• **WHAT IS ASKED**: Omit the pictures and retype only the lines from the one containing "Read out every word on this page." through the end of the listing, both ends included.

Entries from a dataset
════════════════════

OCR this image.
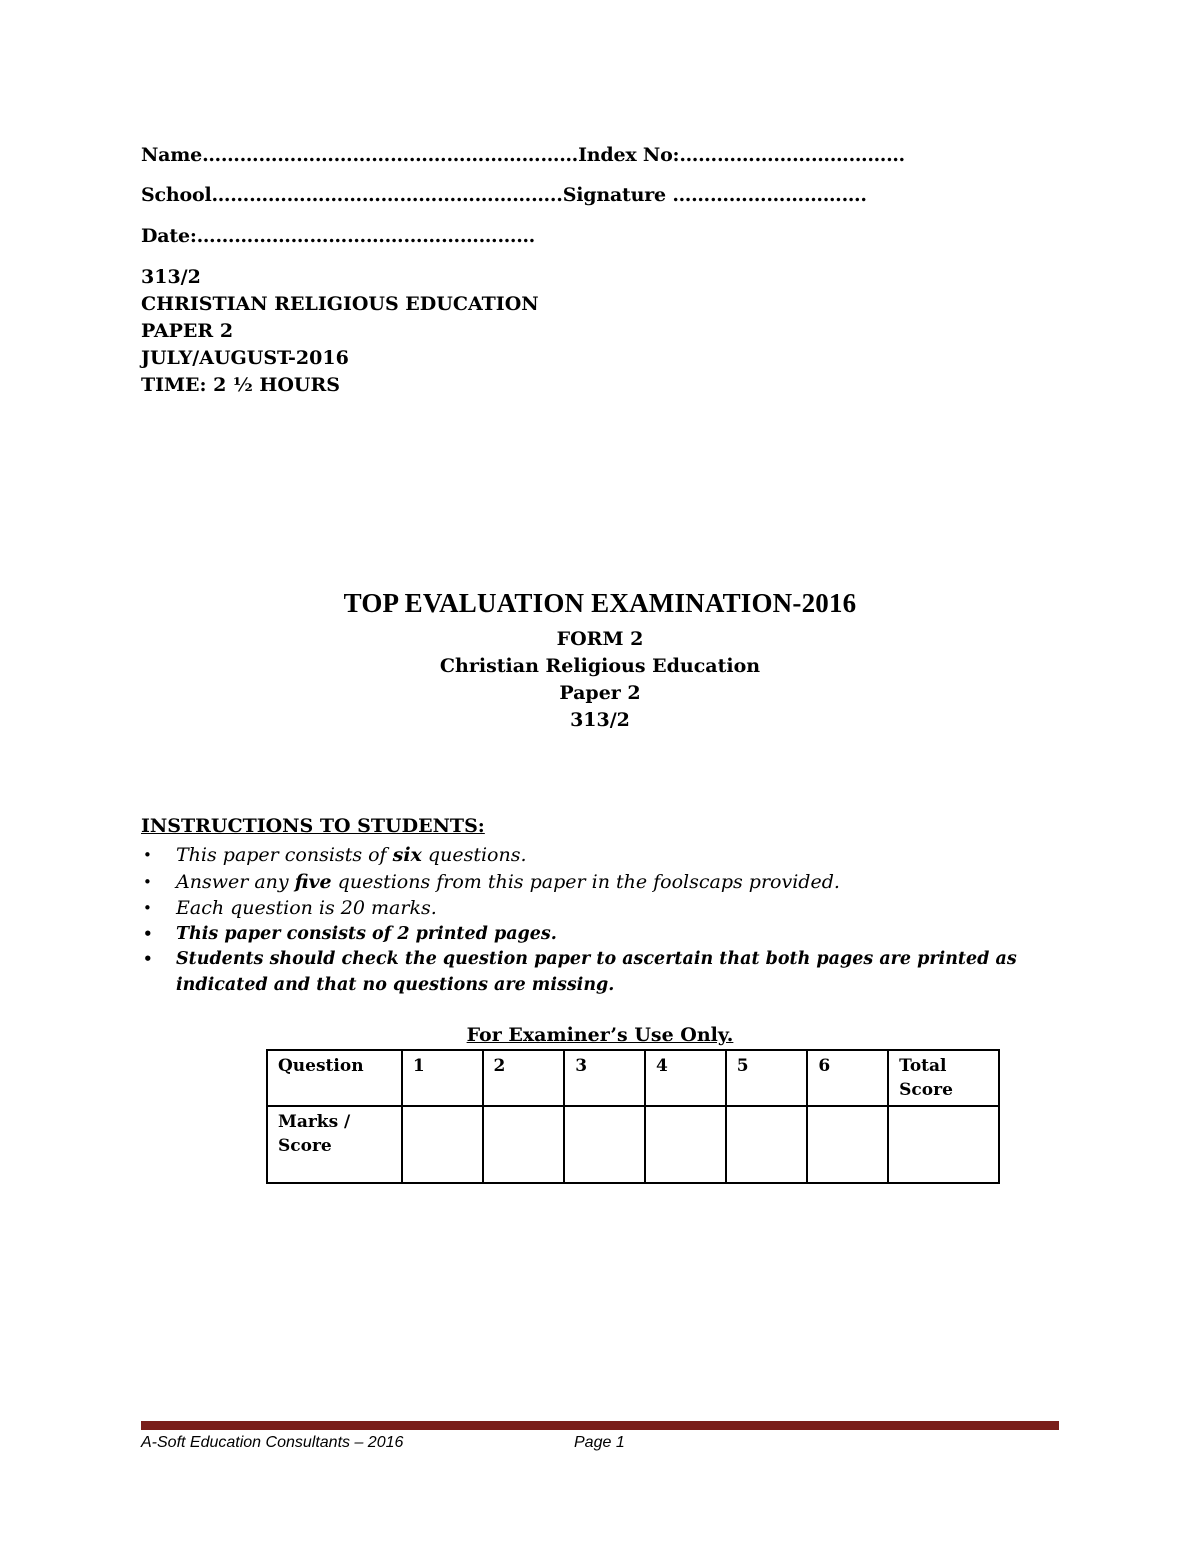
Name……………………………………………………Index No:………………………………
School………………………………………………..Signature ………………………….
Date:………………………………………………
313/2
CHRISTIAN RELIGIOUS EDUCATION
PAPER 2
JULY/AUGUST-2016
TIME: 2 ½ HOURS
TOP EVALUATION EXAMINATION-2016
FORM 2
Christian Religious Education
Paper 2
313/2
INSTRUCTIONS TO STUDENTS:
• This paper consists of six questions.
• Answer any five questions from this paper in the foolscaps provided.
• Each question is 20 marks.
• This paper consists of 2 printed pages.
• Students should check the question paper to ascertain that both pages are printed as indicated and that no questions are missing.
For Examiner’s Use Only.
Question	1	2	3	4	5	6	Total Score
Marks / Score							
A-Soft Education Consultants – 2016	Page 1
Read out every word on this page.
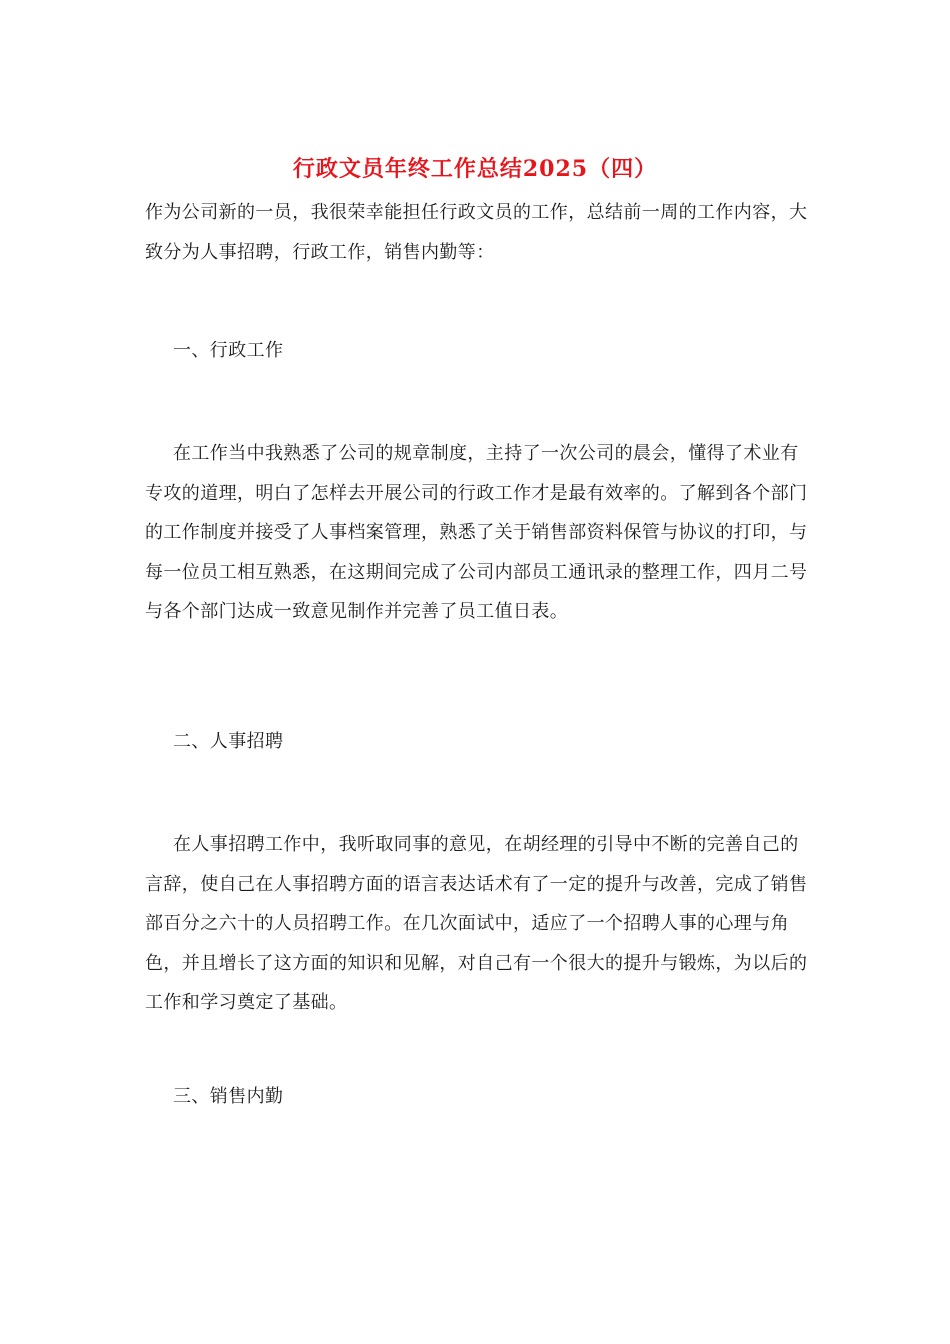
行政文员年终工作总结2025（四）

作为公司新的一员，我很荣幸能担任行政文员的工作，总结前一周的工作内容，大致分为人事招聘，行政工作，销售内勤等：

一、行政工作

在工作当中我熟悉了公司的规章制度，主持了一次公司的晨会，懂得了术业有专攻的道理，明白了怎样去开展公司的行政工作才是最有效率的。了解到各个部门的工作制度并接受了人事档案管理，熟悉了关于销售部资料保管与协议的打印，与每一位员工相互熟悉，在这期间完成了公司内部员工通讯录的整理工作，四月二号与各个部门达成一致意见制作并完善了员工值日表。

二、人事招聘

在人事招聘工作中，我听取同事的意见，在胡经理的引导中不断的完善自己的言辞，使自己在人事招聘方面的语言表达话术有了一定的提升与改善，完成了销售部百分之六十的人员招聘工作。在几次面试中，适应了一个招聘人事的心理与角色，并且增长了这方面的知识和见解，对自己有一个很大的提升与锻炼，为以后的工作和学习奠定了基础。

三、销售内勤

════════════════════

• **CORRECT RESPONSE**:
Read out every word on this page.
行政文员年终工作总结2025（四）

作为公司新的一员，我很荣幸能担任行政文员的工作，总结前一周的工作内容，大致分为人事招聘，行政工作，销售内勤等：

一、行政工作

在工作当中我熟悉了公司的规章制度，主持了一次公司的晨会，懂得了术业有专攻的道理，明白了怎样去开展公司的行政工作才是最有效率的。了解到各个部门的工作制度并接受了人事档案管理，熟悉了关于销售部资料保管与协议的打印，与每一位员工相互熟悉，在这期间完成了公司内部员工通讯录的整理工作，四月二号与各个部门达成一致意见制作并完善了员工值日表。

二、人事招聘

在人事招聘工作中，我听取同事的意见，在胡经理的引导中不断的完善自己的言辞，使自己在人事招聘方面的语言表达话术有了一定的提升与改善，完成了销售部百分之六十的人员招聘工作。在几次面试中，适应了一个招聘人事的心理与角色，并且增长了这方面的知识和见解，对自己有一个很大的提升与锻炼，为以后的工作和学习奠定了基础。

三、销售内勤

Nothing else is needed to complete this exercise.